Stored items
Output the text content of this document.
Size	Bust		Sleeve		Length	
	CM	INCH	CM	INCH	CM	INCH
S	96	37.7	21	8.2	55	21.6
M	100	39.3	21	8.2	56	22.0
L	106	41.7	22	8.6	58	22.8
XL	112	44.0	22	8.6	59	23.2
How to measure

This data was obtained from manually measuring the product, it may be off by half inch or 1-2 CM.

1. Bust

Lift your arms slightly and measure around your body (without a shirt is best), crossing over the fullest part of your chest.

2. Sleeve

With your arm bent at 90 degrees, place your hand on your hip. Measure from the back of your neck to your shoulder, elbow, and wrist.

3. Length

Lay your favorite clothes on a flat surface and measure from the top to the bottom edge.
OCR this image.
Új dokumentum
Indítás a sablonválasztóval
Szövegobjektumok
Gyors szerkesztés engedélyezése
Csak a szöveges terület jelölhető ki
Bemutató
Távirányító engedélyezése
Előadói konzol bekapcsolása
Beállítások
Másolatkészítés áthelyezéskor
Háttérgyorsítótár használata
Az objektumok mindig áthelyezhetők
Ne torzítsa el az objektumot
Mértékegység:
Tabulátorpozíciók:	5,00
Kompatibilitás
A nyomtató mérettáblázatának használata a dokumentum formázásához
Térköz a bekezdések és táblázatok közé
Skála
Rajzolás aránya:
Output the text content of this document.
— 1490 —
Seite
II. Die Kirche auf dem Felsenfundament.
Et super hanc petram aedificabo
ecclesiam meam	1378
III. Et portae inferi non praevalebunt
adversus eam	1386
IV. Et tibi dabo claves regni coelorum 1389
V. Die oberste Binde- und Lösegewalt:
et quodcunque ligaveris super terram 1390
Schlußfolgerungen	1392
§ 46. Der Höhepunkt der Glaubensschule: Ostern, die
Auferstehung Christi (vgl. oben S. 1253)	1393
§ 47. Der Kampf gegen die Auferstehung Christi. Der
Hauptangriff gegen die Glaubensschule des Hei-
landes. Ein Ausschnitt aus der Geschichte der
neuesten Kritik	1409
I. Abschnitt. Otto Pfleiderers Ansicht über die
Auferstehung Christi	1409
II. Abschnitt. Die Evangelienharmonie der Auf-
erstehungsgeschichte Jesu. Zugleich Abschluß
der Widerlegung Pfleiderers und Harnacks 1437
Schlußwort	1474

Stated exercise:
Collect the complete line wherever the string "használata" appears in the records.

Exercise answer:
Háttérgyorsítótár használata
A nyomtató mérettáblázatának használata a dokumentum formázásához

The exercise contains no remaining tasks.